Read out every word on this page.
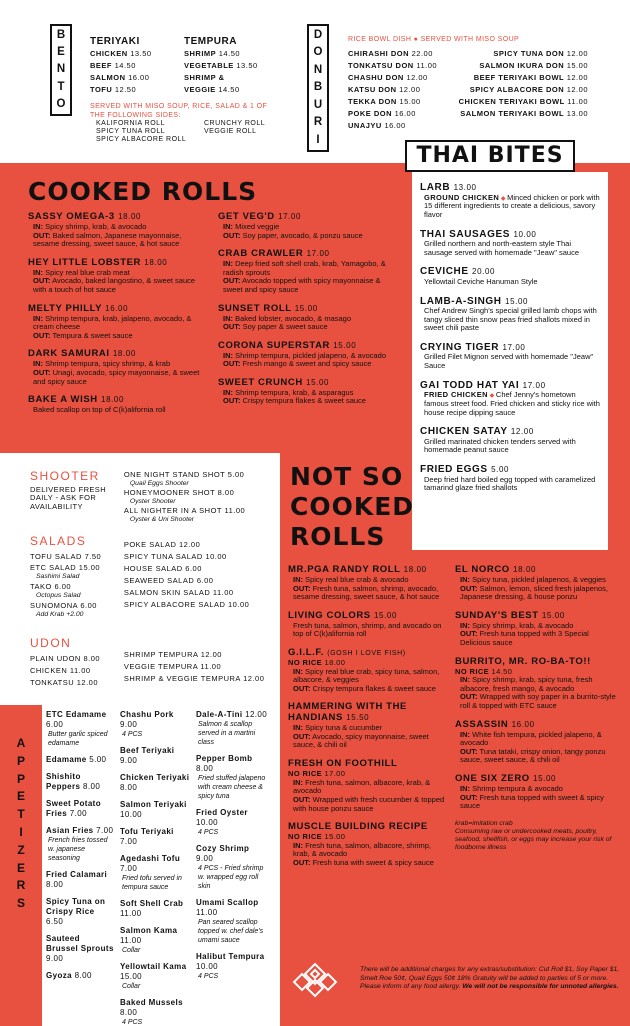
B
E
N
T
O
TERIYAKI
CHICKEN 13.50
BEEF 14.50
SALMON 16.00
TOFU 12.50
TEMPURA
SHRIMP 14.50
VEGETABLE 13.50
SHRIMP &
VEGGIE 14.50
SERVED WITH MISO SOUP, RICE, SALAD & 1 OF THE FOLLOWING SIDES:
KALIFORNIA ROLL
SPICY TUNA ROLL
SPICY ALBACORE ROLL
CRUNCHY ROLL
VEGGIE ROLL
D
O
N
B
U
R
I
RICE BOWL DISH ● SERVED WITH MISO SOUP
CHIRASHI DON 22.00
TONKATSU DON 11.00
CHASHU DON 12.00
KATSU DON 12.00
TEKKA DON 15.00
POKE DON 16.00
UNAJYU 16.00
SPICY TUNA DON 12.00
SALMON IKURA DON 15.00
BEEF TERIYAKI BOWL 12.00
SPICY ALBACORE DON 12.00
CHICKEN TERIYAKI BOWL 11.00
SALMON TERIYAKI BOWL 13.00
COOKED ROLLS
SASSY OMEGA-3 18.00
IN: Spicy shrimp, krab, & avocado
OUT: Baked salmon, Japanese mayonnaise, sesame dressing, sweet sauce, & hot sauce
HEY LITTLE LOBSTER 18.00
IN: Spicy real blue crab meat
OUT: Avocado, baked langostino, & sweet sauce with a touch of hot sauce
MELTY PHILLY 16.00
IN: Shrimp tempura, krab, jalapeno, avocado, & cream cheese
OUT: Tempura & sweet sauce
DARK SAMURAI 18.00
IN: Shrimp tempura, spicy shrimp, & krab
OUT: Unagi, avocado, spicy mayonnaise, & sweet and spicy sauce
BAKE A WISH 18.00
Baked scallop on top of C(k)alifornia roll
GET VEG'D 17.00
IN: Mixed veggie
OUT: Soy paper, avocado, & ponzu sauce
CRAB CRAWLER 17.00
IN: Deep fried soft shell crab, krab, Yamagobo, & radish sprouts
OUT: Avocado topped with spicy mayonnaise & sweet and spicy sauce
SUNSET ROLL 15.00
IN: Baked lobster, avocado, & masago
OUT: Soy paper & sweet sauce
CORONA SUPERSTAR 15.00
IN: Shrimp tempura, pickled jalapeno, & avocado
OUT: Fresh mango & sweet and spicy sauce
SWEET CRUNCH 15.00
IN: Shrimp tempura, krab, & asparagus
OUT: Crispy tempura flakes & sweet sauce
THAI BITES
LARB 13.00
GROUND CHICKEN ◆ Minced chicken or pork with 15 different ingredients to create a delicious, savory flavor
THAI SAUSAGES 10.00
Grilled northern and north-eastern style Thai sausage served with homemade "Jeaw" sauce
CEVICHE 20.00
Yellowtail Ceviche Hanuman Style
LAMB-A-SINGH 15.00
Chef Andrew Singh's special grilled lamb chops with tangy sliced thin snow peas fried shallots mixed in sweet chili paste
CRYING TIGER 17.00
Grilled Filet Mignon served with homemade "Jeaw" Sauce
GAI TODD HAT YAI 17.00
FRIED CHICKEN ◆ Chef Jenny's hometown famous street food. Fried chicken and sticky rice with house recipe dipping sauce
CHICKEN SATAY 12.00
Grilled marinated chicken tenders served with homemade peanut sauce
FRIED EGGS 5.00
Deep fried hard boiled egg topped with caramelized tamarind glaze fried shallots
SHOOTER
DELIVERED FRESH DAILY - ASK FOR AVAILABILITY
ONE NIGHT STAND SHOT 5.00
Quail Eggs Shooter
HONEYMOONER SHOT 8.00
Oyster Shooter
ALL NIGHTER IN A SHOT 11.00
Oyster & Uni Shooter
SALADS
TOFU SALAD 7.50
ETC SALAD 15.00
Sashimi Salad
TAKO 6.00
Octopus Salad
SUNOMONA 6.00
Add Krab +2.00
POKE SALAD 12.00
SPICY TUNA SALAD 10.00
HOUSE SALAD 6.00
SEAWEED SALAD 6.00
SALMON SKIN SALAD 11.00
SPICY ALBACORE SALAD 10.00
UDON
PLAIN UDON 8.00
CHICKEN 11.00
TONKATSU 12.00
SHRIMP TEMPURA 12.00
VEGGIE TEMPURA 11.00
SHRIMP & VEGGIE TEMPURA 12.00
A
P
P
E
T
I
Z
E
R
S
ETC Edamame 6.00
Butter garlic spiced edamame
Edamame 5.00
Shishito Peppers 8.00
Sweet Potato Fries 7.00
Asian Fries 7.00
French fries tossed w. japanese seasoning
Fried Calamari 8.00
Spicy Tuna on Crispy Rice 6.50
Sauteed Brussel Sprouts 9.00
Gyoza 8.00
Chashu Pork 9.00
4 PCS
Beef Teriyaki 9.00
Chicken Teriyaki 8.00
Salmon Teriyaki 10.00
Tofu Teriyaki 7.00
Agedashi Tofu 7.00
Fried tofu served in tempura sauce
Soft Shell Crab 11.00
Salmon Kama 11.00
Collar
Yellowtail Kama 15.00
Collar
Baked Mussels 8.00
4 PCS
Dale-A-Tini 12.00
Salmon & scallop served in a martini class
Pepper Bomb 8.00
Fried stuffed jalapeno with cream cheese & spicy tuna
Fried Oyster 10.00
4 PCS
Cozy Shrimp 9.00
4 PCS - Fried shrimp w. wrapped egg roll skin
Umami Scallop 11.00
Pan seared scallop topped w. chef dale's umami sauce
Halibut Tempura 10.00
4 PCS
NOT SO
COOKED
ROLLS
MR.PGA RANDY ROLL 18.00
IN: Spicy real blue crab & avocado
OUT: Fresh tuna, salmon, shrimp, avocado, sesame dressing, sweet sauce, & hot sauce
LIVING COLORS 15.00
Fresh tuna, salmon, shrimp, and avocado on top of C(k)alifornia roll
G.I.L.F. (GOSH I LOVE FISH)
NO RICE 18.00
IN: Spicy real blue crab, spicy tuna, salmon, albacore, & veggies
OUT: Crispy tempura flakes & sweet sauce
HAMMERING WITH THE HANDIANS 15.50
IN: Spicy tuna & cucumber
OUT: Avocado, spicy mayonnaise, sweet sauce, & chili oil
FRESH ON FOOTHILL
NO RICE 17.00
IN: Fresh tuna, salmon, albacore, krab, & avocado
OUT: Wrapped with fresh cucumber & topped with house ponzu sauce
MUSCLE BUILDING RECIPE
NO RICE 15.00
IN: Fresh tuna, salmon, albacore, shrimp, krab, & avocado
OUT: Fresh tuna with sweet & spicy sauce
EL NORCO 18.00
IN: Spicy tuna, pickled jalapenos, & veggies
OUT: Salmon, lemon, sliced fresh jalapenos, Japanese dressing, & house ponzu
SUNDAY'S BEST 15.00
IN: Spicy shrimp, krab, & avocado
OUT: Fresh tuna topped with 3 Special Delicious sauce
BURRITO, MR. RO-BA-TO!!
NO RICE 14.50
IN: Spicy shrimp, krab, spicy tuna, fresh albacore, fresh mango, & avocado
OUT: Wrapped with soy paper in a burrito-style roll & topped with ETC sauce
ASSASSIN 16.00
IN: White fish tempura, pickled jalapeno, & avocado
OUT: Tuna tataki, crispy onion, tangy ponzu sauce, sweet sauce, & chili oil
ONE SIX ZERO 15.00
IN: Shrimp tempura & avocado
OUT: Fresh tuna topped with sweet & spicy sauce
krab=imitation crab
Consuming raw or undercooked meats, poultry, seafood, shellfish, or eggs may increase your risk of foodborne illness
There will be additional charges for any extras/substitution: Cut Roll $1, Soy Paper $1, Smelt Roe 50¢, Quail Eggs 50¢ 18% Gratuity will be added to parties of 5 or more. Please inform of any food allergy. We will not be responsible for unnoted allergies.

──────────

| WHAT IS EXPECTED |
From the records above, pull out every line containing the word "cream".

| EXPECTED ANSWER |
IN: Shrimp tempura, krab, jalapeno, avocado, & cream cheese
Fried stuffed jalapeno with cream cheese & spicy tuna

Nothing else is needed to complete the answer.